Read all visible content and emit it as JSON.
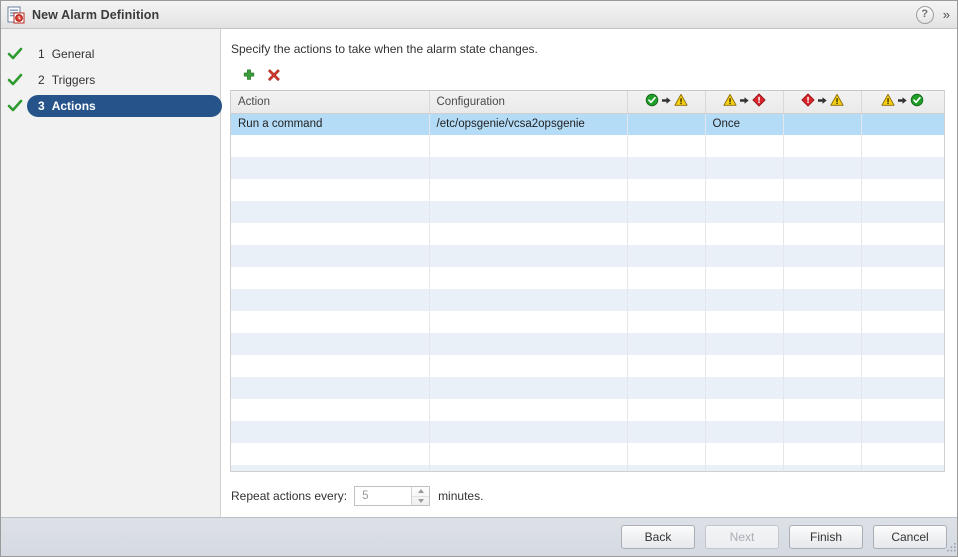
{
  "window": {
    "title": "New Alarm Definition",
    "icon": "alarm-definition-icon",
    "help_label": "?",
    "collapse_label": "»"
  },
  "sidebar": {
    "items": [
      {
        "num": "1",
        "label": "General",
        "completed": true,
        "active": false
      },
      {
        "num": "2",
        "label": "Triggers",
        "completed": true,
        "active": false
      },
      {
        "num": "3",
        "label": "Actions",
        "completed": true,
        "active": true
      }
    ],
    "active_pill_color": "#26548a",
    "check_color": "#2e9b2e"
  },
  "main": {
    "instruction": "Specify the actions to take when the alarm state changes.",
    "toolbar": {
      "add_label": "+",
      "add_icon": "green-plus-icon",
      "delete_label": "×",
      "delete_icon": "red-x-icon",
      "add_color": "#3a9c3a",
      "delete_color": "#d4392f"
    },
    "table": {
      "columns": [
        {
          "key": "action",
          "label": "Action",
          "type": "text",
          "width": 198
        },
        {
          "key": "configuration",
          "label": "Configuration",
          "type": "text",
          "width": 198
        },
        {
          "key": "normal_to_warning",
          "label": "",
          "type": "transition",
          "from": "normal",
          "to": "warning",
          "width": 78
        },
        {
          "key": "warning_to_alert",
          "label": "",
          "type": "transition",
          "from": "warning",
          "to": "alert",
          "width": 78
        },
        {
          "key": "alert_to_warning",
          "label": "",
          "type": "transition",
          "from": "alert",
          "to": "warning",
          "width": 78
        },
        {
          "key": "warning_to_normal",
          "label": "",
          "type": "transition",
          "from": "warning",
          "to": "normal",
          "width": 81
        }
      ],
      "rows": [
        {
          "selected": true,
          "action": "Run a command",
          "configuration": "/etc/opsgenie/vcsa2opsgenie",
          "normal_to_warning": "",
          "warning_to_alert": "Once",
          "alert_to_warning": "",
          "warning_to_normal": ""
        }
      ],
      "empty_row_count": 16,
      "selected_row_color": "#b5dcf7",
      "alt_row_color": "#eaf0f7"
    },
    "repeat": {
      "label": "Repeat actions every:",
      "value": "5",
      "placeholder": "5",
      "unit": "minutes."
    }
  },
  "footer": {
    "buttons": [
      {
        "label": "Back",
        "disabled": false,
        "name": "back-button"
      },
      {
        "label": "Next",
        "disabled": true,
        "name": "next-button"
      },
      {
        "label": "Finish",
        "disabled": false,
        "name": "finish-button"
      },
      {
        "label": "Cancel",
        "disabled": false,
        "name": "cancel-button"
      }
    ]
  }
}
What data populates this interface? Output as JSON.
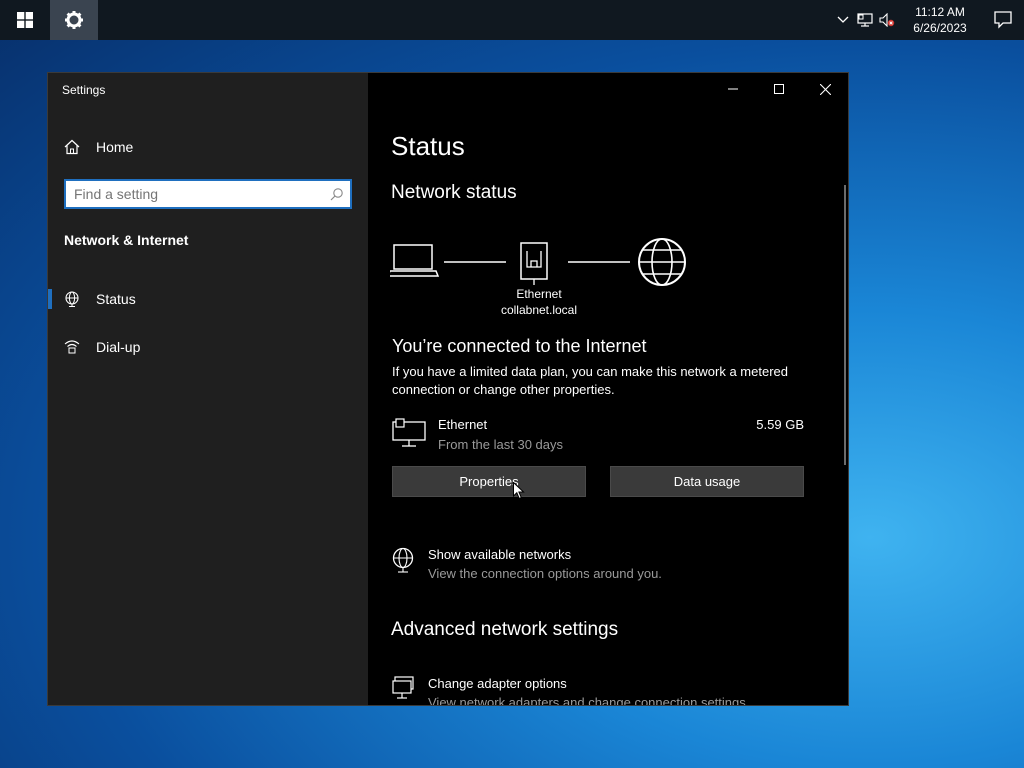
{
  "taskbar": {
    "start_icon": "windows-logo-icon",
    "pinned_app_icon": "gear-icon",
    "tray_icons": [
      "chevron-up-icon",
      "network-icon",
      "volume-muted-icon"
    ],
    "time": "11:12 AM",
    "date": "6/26/2023",
    "notification_icon": "action-center-icon"
  },
  "window": {
    "title": "Settings",
    "controls": [
      "minimize-icon",
      "maximize-icon",
      "close-icon"
    ]
  },
  "sidebar": {
    "home_label": "Home",
    "search_placeholder": "Find a setting",
    "section_title": "Network & Internet",
    "items": [
      {
        "label": "Status",
        "icon": "globe-icon",
        "selected": true
      },
      {
        "label": "Dial-up",
        "icon": "dialup-icon",
        "selected": false
      }
    ]
  },
  "content": {
    "page_title": "Status",
    "network_status_heading": "Network status",
    "diagram": {
      "adapter_label": "Ethernet",
      "network_label": "collabnet.local"
    },
    "connected_heading": "You’re connected to the Internet",
    "connected_desc": "If you have a limited data plan, you can make this network a metered connection or change other properties.",
    "connection": {
      "name": "Ethernet",
      "subtitle": "From the last 30 days",
      "usage": "5.59 GB"
    },
    "buttons": {
      "properties": "Properties",
      "data_usage": "Data usage"
    },
    "show_networks": {
      "title": "Show available networks",
      "desc": "View the connection options around you."
    },
    "advanced_heading": "Advanced network settings",
    "change_adapter": {
      "title": "Change adapter options",
      "desc": "View network adapters and change connection settings."
    }
  },
  "colors": {
    "accent": "#1f6fbf",
    "sidebar_bg": "#1f1f1f",
    "content_bg": "#000000",
    "button_bg": "#3a3a3a",
    "secondary_text": "#9a9a9a"
  }
}
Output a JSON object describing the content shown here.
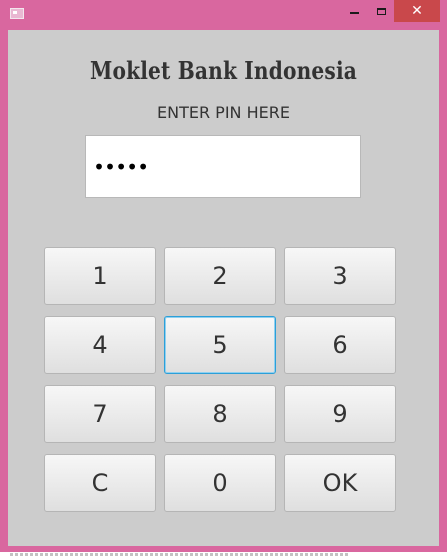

* * * * * * *

## Task
Gather up the lines that contain the word "name".

## Exercise response
        "name": "back-button"
        "name": "next-button"
        "name": "finish-button"
        "name": "cancel-button"
      "name": "Ethernet",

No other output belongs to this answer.